Request: Transcribe the material exactly. Images do not belong in the copy.

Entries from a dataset
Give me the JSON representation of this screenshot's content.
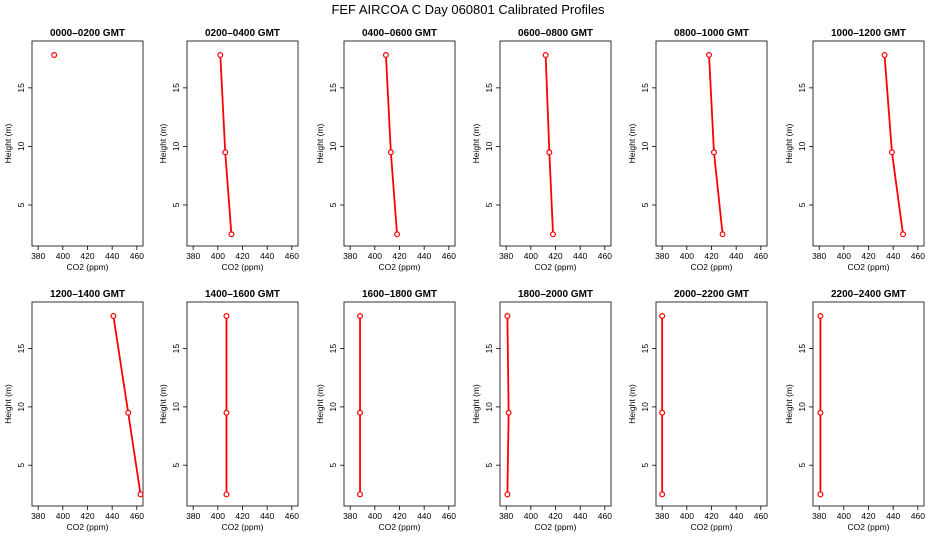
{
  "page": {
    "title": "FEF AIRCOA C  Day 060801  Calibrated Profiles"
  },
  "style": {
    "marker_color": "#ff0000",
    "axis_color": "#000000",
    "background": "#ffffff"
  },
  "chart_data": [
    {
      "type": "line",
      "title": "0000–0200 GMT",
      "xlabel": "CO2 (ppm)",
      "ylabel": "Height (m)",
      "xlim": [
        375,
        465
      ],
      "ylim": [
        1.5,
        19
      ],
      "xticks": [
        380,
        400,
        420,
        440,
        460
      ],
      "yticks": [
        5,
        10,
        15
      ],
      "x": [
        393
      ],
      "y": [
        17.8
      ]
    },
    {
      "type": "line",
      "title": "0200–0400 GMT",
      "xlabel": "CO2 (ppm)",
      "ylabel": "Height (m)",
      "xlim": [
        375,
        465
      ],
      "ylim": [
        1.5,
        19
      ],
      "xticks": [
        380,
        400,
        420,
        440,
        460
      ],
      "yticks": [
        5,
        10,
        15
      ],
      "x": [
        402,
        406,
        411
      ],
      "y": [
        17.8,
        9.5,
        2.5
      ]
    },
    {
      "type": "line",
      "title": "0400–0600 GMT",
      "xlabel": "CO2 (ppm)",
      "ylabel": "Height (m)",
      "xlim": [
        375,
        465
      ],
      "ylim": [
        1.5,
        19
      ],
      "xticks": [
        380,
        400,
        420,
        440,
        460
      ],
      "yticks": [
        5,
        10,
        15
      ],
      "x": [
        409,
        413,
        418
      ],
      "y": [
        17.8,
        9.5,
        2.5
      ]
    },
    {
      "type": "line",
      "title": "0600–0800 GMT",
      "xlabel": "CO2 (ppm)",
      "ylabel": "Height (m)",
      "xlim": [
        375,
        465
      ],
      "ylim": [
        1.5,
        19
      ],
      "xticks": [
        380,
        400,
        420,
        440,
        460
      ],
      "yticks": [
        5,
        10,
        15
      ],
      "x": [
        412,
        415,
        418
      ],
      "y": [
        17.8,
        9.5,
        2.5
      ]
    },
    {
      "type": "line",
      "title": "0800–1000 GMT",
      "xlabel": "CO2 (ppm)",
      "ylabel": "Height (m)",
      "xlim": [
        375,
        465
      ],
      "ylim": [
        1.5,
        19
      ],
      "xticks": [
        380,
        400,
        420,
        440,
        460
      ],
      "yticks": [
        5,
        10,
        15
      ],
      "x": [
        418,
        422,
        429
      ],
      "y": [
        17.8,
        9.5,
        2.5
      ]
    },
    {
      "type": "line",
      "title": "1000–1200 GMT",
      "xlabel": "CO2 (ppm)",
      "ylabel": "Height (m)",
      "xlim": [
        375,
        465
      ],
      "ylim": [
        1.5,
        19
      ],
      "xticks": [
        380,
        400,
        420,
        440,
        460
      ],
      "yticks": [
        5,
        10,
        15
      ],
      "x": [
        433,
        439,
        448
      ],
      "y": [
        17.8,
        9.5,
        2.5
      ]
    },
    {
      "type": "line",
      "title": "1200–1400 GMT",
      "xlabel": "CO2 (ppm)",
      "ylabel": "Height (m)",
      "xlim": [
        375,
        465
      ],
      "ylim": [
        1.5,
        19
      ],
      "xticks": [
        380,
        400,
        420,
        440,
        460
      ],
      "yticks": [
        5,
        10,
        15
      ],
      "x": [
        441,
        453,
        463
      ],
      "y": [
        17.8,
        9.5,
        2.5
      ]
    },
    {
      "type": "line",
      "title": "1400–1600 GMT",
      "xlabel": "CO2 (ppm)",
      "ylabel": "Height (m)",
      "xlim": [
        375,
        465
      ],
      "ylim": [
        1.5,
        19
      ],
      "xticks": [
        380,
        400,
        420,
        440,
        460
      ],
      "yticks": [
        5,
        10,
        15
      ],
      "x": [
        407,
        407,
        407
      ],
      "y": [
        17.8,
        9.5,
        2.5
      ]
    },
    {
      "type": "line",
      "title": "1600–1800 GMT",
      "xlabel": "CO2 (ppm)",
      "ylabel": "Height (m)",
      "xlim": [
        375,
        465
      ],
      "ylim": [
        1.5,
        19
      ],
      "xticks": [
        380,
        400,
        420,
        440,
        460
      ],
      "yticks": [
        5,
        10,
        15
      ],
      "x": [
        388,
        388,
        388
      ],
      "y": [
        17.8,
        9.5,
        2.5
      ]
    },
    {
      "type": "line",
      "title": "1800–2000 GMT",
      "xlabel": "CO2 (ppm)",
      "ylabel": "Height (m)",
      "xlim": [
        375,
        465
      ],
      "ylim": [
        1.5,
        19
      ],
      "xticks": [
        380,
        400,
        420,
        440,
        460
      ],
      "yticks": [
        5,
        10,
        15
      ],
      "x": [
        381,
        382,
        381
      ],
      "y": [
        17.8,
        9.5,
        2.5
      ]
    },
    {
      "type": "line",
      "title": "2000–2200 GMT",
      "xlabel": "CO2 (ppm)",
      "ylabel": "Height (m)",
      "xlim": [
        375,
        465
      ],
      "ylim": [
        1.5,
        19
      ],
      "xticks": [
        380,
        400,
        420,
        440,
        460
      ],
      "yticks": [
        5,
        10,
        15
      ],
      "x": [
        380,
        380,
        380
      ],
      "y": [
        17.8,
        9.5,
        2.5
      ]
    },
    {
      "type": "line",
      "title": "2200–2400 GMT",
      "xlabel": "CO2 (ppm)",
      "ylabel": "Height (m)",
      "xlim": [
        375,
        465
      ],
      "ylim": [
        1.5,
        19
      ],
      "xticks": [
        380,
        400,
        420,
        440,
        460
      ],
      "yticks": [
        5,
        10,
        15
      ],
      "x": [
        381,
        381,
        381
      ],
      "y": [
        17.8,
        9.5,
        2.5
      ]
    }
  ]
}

Exercise solution:
Give me the JSON representation of this screenshot's content.
{
  "page": {
    "title": "FEF AIRCOA C  Day 060801  Calibrated Profiles"
  },
  "style": {
    "marker_color": "#ff0000",
    "axis_color": "#000000",
    "background": "#ffffff"
  },
  "chart_data": [
    {
      "type": "line",
      "title": "0000–0200 GMT",
      "xlabel": "CO2 (ppm)",
      "ylabel": "Height (m)",
      "xlim": [
        375,
        465
      ],
      "ylim": [
        1.5,
        19
      ],
      "xticks": [
        380,
        400,
        420,
        440,
        460
      ],
      "yticks": [
        5,
        10,
        15
      ],
      "x": [
        393
      ],
      "y": [
        17.8
      ]
    },
    {
      "type": "line",
      "title": "0200–0400 GMT",
      "xlabel": "CO2 (ppm)",
      "ylabel": "Height (m)",
      "xlim": [
        375,
        465
      ],
      "ylim": [
        1.5,
        19
      ],
      "xticks": [
        380,
        400,
        420,
        440,
        460
      ],
      "yticks": [
        5,
        10,
        15
      ],
      "x": [
        402,
        406,
        411
      ],
      "y": [
        17.8,
        9.5,
        2.5
      ]
    },
    {
      "type": "line",
      "title": "0400–0600 GMT",
      "xlabel": "CO2 (ppm)",
      "ylabel": "Height (m)",
      "xlim": [
        375,
        465
      ],
      "ylim": [
        1.5,
        19
      ],
      "xticks": [
        380,
        400,
        420,
        440,
        460
      ],
      "yticks": [
        5,
        10,
        15
      ],
      "x": [
        409,
        413,
        418
      ],
      "y": [
        17.8,
        9.5,
        2.5
      ]
    },
    {
      "type": "line",
      "title": "0600–0800 GMT",
      "xlabel": "CO2 (ppm)",
      "ylabel": "Height (m)",
      "xlim": [
        375,
        465
      ],
      "ylim": [
        1.5,
        19
      ],
      "xticks": [
        380,
        400,
        420,
        440,
        460
      ],
      "yticks": [
        5,
        10,
        15
      ],
      "x": [
        412,
        415,
        418
      ],
      "y": [
        17.8,
        9.5,
        2.5
      ]
    },
    {
      "type": "line",
      "title": "0800–1000 GMT",
      "xlabel": "CO2 (ppm)",
      "ylabel": "Height (m)",
      "xlim": [
        375,
        465
      ],
      "ylim": [
        1.5,
        19
      ],
      "xticks": [
        380,
        400,
        420,
        440,
        460
      ],
      "yticks": [
        5,
        10,
        15
      ],
      "x": [
        418,
        422,
        429
      ],
      "y": [
        17.8,
        9.5,
        2.5
      ]
    },
    {
      "type": "line",
      "title": "1000–1200 GMT",
      "xlabel": "CO2 (ppm)",
      "ylabel": "Height (m)",
      "xlim": [
        375,
        465
      ],
      "ylim": [
        1.5,
        19
      ],
      "xticks": [
        380,
        400,
        420,
        440,
        460
      ],
      "yticks": [
        5,
        10,
        15
      ],
      "x": [
        433,
        439,
        448
      ],
      "y": [
        17.8,
        9.5,
        2.5
      ]
    },
    {
      "type": "line",
      "title": "1200–1400 GMT",
      "xlabel": "CO2 (ppm)",
      "ylabel": "Height (m)",
      "xlim": [
        375,
        465
      ],
      "ylim": [
        1.5,
        19
      ],
      "xticks": [
        380,
        400,
        420,
        440,
        460
      ],
      "yticks": [
        5,
        10,
        15
      ],
      "x": [
        441,
        453,
        463
      ],
      "y": [
        17.8,
        9.5,
        2.5
      ]
    },
    {
      "type": "line",
      "title": "1400–1600 GMT",
      "xlabel": "CO2 (ppm)",
      "ylabel": "Height (m)",
      "xlim": [
        375,
        465
      ],
      "ylim": [
        1.5,
        19
      ],
      "xticks": [
        380,
        400,
        420,
        440,
        460
      ],
      "yticks": [
        5,
        10,
        15
      ],
      "x": [
        407,
        407,
        407
      ],
      "y": [
        17.8,
        9.5,
        2.5
      ]
    },
    {
      "type": "line",
      "title": "1600–1800 GMT",
      "xlabel": "CO2 (ppm)",
      "ylabel": "Height (m)",
      "xlim": [
        375,
        465
      ],
      "ylim": [
        1.5,
        19
      ],
      "xticks": [
        380,
        400,
        420,
        440,
        460
      ],
      "yticks": [
        5,
        10,
        15
      ],
      "x": [
        388,
        388,
        388
      ],
      "y": [
        17.8,
        9.5,
        2.5
      ]
    },
    {
      "type": "line",
      "title": "1800–2000 GMT",
      "xlabel": "CO2 (ppm)",
      "ylabel": "Height (m)",
      "xlim": [
        375,
        465
      ],
      "ylim": [
        1.5,
        19
      ],
      "xticks": [
        380,
        400,
        420,
        440,
        460
      ],
      "yticks": [
        5,
        10,
        15
      ],
      "x": [
        381,
        382,
        381
      ],
      "y": [
        17.8,
        9.5,
        2.5
      ]
    },
    {
      "type": "line",
      "title": "2000–2200 GMT",
      "xlabel": "CO2 (ppm)",
      "ylabel": "Height (m)",
      "xlim": [
        375,
        465
      ],
      "ylim": [
        1.5,
        19
      ],
      "xticks": [
        380,
        400,
        420,
        440,
        460
      ],
      "yticks": [
        5,
        10,
        15
      ],
      "x": [
        380,
        380,
        380
      ],
      "y": [
        17.8,
        9.5,
        2.5
      ]
    },
    {
      "type": "line",
      "title": "2200–2400 GMT",
      "xlabel": "CO2 (ppm)",
      "ylabel": "Height (m)",
      "xlim": [
        375,
        465
      ],
      "ylim": [
        1.5,
        19
      ],
      "xticks": [
        380,
        400,
        420,
        440,
        460
      ],
      "yticks": [
        5,
        10,
        15
      ],
      "x": [
        381,
        381,
        381
      ],
      "y": [
        17.8,
        9.5,
        2.5
      ]
    }
  ]
}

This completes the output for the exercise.